--- Data provided ---
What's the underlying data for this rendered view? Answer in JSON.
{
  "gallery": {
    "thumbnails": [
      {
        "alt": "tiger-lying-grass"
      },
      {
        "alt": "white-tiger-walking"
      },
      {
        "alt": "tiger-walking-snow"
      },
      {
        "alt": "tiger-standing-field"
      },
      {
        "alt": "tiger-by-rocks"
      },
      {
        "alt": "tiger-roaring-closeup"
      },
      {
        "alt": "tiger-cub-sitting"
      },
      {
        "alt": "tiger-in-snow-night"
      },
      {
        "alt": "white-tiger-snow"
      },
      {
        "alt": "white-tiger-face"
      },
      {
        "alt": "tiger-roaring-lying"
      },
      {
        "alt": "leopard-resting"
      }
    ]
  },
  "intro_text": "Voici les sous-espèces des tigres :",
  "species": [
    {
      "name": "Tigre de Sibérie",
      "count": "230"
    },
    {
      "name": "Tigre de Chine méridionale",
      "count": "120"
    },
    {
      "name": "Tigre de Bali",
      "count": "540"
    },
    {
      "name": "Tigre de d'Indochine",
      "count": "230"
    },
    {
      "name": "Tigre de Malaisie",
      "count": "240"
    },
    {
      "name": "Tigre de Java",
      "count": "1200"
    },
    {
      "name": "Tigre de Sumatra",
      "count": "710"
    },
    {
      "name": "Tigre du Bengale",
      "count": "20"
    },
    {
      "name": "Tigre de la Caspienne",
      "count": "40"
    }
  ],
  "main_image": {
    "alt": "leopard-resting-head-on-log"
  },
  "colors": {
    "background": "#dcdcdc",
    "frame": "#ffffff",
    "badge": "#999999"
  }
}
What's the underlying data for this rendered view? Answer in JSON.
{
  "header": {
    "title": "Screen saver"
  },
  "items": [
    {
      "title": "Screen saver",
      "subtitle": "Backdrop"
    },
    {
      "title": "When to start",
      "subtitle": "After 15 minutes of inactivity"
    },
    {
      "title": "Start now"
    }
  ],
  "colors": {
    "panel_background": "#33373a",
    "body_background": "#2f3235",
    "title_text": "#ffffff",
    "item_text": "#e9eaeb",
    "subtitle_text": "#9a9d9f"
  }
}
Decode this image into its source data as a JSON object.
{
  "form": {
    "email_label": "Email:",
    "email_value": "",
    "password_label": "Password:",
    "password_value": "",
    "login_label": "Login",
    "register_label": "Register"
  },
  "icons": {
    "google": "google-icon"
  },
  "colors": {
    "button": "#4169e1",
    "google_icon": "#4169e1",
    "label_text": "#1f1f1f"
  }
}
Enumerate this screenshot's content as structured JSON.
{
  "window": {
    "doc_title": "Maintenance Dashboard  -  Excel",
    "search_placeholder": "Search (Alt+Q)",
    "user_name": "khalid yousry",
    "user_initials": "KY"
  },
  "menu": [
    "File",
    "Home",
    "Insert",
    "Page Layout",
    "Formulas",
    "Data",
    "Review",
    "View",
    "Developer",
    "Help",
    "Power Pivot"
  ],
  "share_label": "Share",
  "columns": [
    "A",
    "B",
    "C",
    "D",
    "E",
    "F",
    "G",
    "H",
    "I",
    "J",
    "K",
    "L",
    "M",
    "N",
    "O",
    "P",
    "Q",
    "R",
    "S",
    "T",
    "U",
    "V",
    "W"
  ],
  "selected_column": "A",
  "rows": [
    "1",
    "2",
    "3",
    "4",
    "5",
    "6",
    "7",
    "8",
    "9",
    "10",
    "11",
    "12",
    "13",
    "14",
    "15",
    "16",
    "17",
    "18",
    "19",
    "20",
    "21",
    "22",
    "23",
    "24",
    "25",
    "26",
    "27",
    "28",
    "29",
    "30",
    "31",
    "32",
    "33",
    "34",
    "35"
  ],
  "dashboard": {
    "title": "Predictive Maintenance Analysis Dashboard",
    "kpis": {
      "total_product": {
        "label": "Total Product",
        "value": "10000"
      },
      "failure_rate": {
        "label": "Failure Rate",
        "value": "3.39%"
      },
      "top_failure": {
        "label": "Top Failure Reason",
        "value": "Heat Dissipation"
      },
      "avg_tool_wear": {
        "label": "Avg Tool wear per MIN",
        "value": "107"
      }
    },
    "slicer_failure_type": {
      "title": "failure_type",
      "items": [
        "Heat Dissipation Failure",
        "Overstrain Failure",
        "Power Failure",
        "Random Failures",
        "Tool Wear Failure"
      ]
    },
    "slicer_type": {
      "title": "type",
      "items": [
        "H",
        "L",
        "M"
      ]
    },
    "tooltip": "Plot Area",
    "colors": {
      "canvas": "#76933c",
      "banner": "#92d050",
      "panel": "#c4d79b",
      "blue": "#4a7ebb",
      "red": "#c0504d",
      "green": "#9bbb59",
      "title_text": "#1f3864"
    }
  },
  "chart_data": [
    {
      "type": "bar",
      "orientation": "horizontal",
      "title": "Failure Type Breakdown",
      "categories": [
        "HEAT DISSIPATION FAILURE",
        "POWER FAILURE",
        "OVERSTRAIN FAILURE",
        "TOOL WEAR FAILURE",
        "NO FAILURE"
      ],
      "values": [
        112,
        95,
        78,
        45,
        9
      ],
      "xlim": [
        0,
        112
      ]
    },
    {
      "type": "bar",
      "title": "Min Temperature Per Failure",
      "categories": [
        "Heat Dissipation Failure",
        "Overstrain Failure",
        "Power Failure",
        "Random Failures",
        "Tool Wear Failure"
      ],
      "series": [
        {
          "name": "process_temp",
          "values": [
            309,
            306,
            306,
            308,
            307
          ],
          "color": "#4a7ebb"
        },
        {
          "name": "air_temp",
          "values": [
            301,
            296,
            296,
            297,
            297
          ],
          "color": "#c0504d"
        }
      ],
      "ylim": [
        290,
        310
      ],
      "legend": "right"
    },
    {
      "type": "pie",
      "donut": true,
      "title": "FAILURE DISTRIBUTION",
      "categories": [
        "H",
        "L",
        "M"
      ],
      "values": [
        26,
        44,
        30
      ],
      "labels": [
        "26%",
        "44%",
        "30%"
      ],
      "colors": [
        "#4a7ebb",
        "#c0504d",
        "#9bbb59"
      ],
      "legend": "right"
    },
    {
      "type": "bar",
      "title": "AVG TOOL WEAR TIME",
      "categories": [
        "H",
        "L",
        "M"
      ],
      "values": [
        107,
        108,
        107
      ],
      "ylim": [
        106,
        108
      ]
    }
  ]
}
---
> [Task goal]
Restate all of the entries above precisely.

> [Written answer]
What's the underlying data for this rendered view? Answer in JSON.
{
  "gallery": {
    "thumbnails": [
      {
        "alt": "tiger-lying-grass"
      },
      {
        "alt": "white-tiger-walking"
      },
      {
        "alt": "tiger-walking-snow"
      },
      {
        "alt": "tiger-standing-field"
      },
      {
        "alt": "tiger-by-rocks"
      },
      {
        "alt": "tiger-roaring-closeup"
      },
      {
        "alt": "tiger-cub-sitting"
      },
      {
        "alt": "tiger-in-snow-night"
      },
      {
        "alt": "white-tiger-snow"
      },
      {
        "alt": "white-tiger-face"
      },
      {
        "alt": "tiger-roaring-lying"
      },
      {
        "alt": "leopard-resting"
      }
    ]
  },
  "intro_text": "Voici les sous-espèces des tigres :",
  "species": [
    {
      "name": "Tigre de Sibérie",
      "count": "230"
    },
    {
      "name": "Tigre de Chine méridionale",
      "count": "120"
    },
    {
      "name": "Tigre de Bali",
      "count": "540"
    },
    {
      "name": "Tigre de d'Indochine",
      "count": "230"
    },
    {
      "name": "Tigre de Malaisie",
      "count": "240"
    },
    {
      "name": "Tigre de Java",
      "count": "1200"
    },
    {
      "name": "Tigre de Sumatra",
      "count": "710"
    },
    {
      "name": "Tigre du Bengale",
      "count": "20"
    },
    {
      "name": "Tigre de la Caspienne",
      "count": "40"
    }
  ],
  "main_image": {
    "alt": "leopard-resting-head-on-log"
  },
  "colors": {
    "background": "#dcdcdc",
    "frame": "#ffffff",
    "badge": "#999999"
  }
}
What's the underlying data for this rendered view? Answer in JSON.
{
  "header": {
    "title": "Screen saver"
  },
  "items": [
    {
      "title": "Screen saver",
      "subtitle": "Backdrop"
    },
    {
      "title": "When to start",
      "subtitle": "After 15 minutes of inactivity"
    },
    {
      "title": "Start now"
    }
  ],
  "colors": {
    "panel_background": "#33373a",
    "body_background": "#2f3235",
    "title_text": "#ffffff",
    "item_text": "#e9eaeb",
    "subtitle_text": "#9a9d9f"
  }
}
Decode this image into its source data as a JSON object.
{
  "form": {
    "email_label": "Email:",
    "email_value": "",
    "password_label": "Password:",
    "password_value": "",
    "login_label": "Login",
    "register_label": "Register"
  },
  "icons": {
    "google": "google-icon"
  },
  "colors": {
    "button": "#4169e1",
    "google_icon": "#4169e1",
    "label_text": "#1f1f1f"
  }
}
Enumerate this screenshot's content as structured JSON.
{
  "window": {
    "doc_title": "Maintenance Dashboard  -  Excel",
    "search_placeholder": "Search (Alt+Q)",
    "user_name": "khalid yousry",
    "user_initials": "KY"
  },
  "menu": [
    "File",
    "Home",
    "Insert",
    "Page Layout",
    "Formulas",
    "Data",
    "Review",
    "View",
    "Developer",
    "Help",
    "Power Pivot"
  ],
  "share_label": "Share",
  "columns": [
    "A",
    "B",
    "C",
    "D",
    "E",
    "F",
    "G",
    "H",
    "I",
    "J",
    "K",
    "L",
    "M",
    "N",
    "O",
    "P",
    "Q",
    "R",
    "S",
    "T",
    "U",
    "V",
    "W"
  ],
  "selected_column": "A",
  "rows": [
    "1",
    "2",
    "3",
    "4",
    "5",
    "6",
    "7",
    "8",
    "9",
    "10",
    "11",
    "12",
    "13",
    "14",
    "15",
    "16",
    "17",
    "18",
    "19",
    "20",
    "21",
    "22",
    "23",
    "24",
    "25",
    "26",
    "27",
    "28",
    "29",
    "30",
    "31",
    "32",
    "33",
    "34",
    "35"
  ],
  "dashboard": {
    "title": "Predictive Maintenance Analysis Dashboard",
    "kpis": {
      "total_product": {
        "label": "Total Product",
        "value": "10000"
      },
      "failure_rate": {
        "label": "Failure Rate",
        "value": "3.39%"
      },
      "top_failure": {
        "label": "Top Failure Reason",
        "value": "Heat Dissipation"
      },
      "avg_tool_wear": {
        "label": "Avg Tool wear per MIN",
        "value": "107"
      }
    },
    "slicer_failure_type": {
      "title": "failure_type",
      "items": [
        "Heat Dissipation Failure",
        "Overstrain Failure",
        "Power Failure",
        "Random Failures",
        "Tool Wear Failure"
      ]
    },
    "slicer_type": {
      "title": "type",
      "items": [
        "H",
        "L",
        "M"
      ]
    },
    "tooltip": "Plot Area",
    "colors": {
      "canvas": "#76933c",
      "banner": "#92d050",
      "panel": "#c4d79b",
      "blue": "#4a7ebb",
      "red": "#c0504d",
      "green": "#9bbb59",
      "title_text": "#1f3864"
    }
  },
  "chart_data": [
    {
      "type": "bar",
      "orientation": "horizontal",
      "title": "Failure Type Breakdown",
      "categories": [
        "HEAT DISSIPATION FAILURE",
        "POWER FAILURE",
        "OVERSTRAIN FAILURE",
        "TOOL WEAR FAILURE",
        "NO FAILURE"
      ],
      "values": [
        112,
        95,
        78,
        45,
        9
      ],
      "xlim": [
        0,
        112
      ]
    },
    {
      "type": "bar",
      "title": "Min Temperature Per Failure",
      "categories": [
        "Heat Dissipation Failure",
        "Overstrain Failure",
        "Power Failure",
        "Random Failures",
        "Tool Wear Failure"
      ],
      "series": [
        {
          "name": "process_temp",
          "values": [
            309,
            306,
            306,
            308,
            307
          ],
          "color": "#4a7ebb"
        },
        {
          "name": "air_temp",
          "values": [
            301,
            296,
            296,
            297,
            297
          ],
          "color": "#c0504d"
        }
      ],
      "ylim": [
        290,
        310
      ],
      "legend": "right"
    },
    {
      "type": "pie",
      "donut": true,
      "title": "FAILURE DISTRIBUTION",
      "categories": [
        "H",
        "L",
        "M"
      ],
      "values": [
        26,
        44,
        30
      ],
      "labels": [
        "26%",
        "44%",
        "30%"
      ],
      "colors": [
        "#4a7ebb",
        "#c0504d",
        "#9bbb59"
      ],
      "legend": "right"
    },
    {
      "type": "bar",
      "title": "AVG TOOL WEAR TIME",
      "categories": [
        "H",
        "L",
        "M"
      ],
      "values": [
        107,
        108,
        107
      ],
      "ylim": [
        106,
        108
      ]
    }
  ]
}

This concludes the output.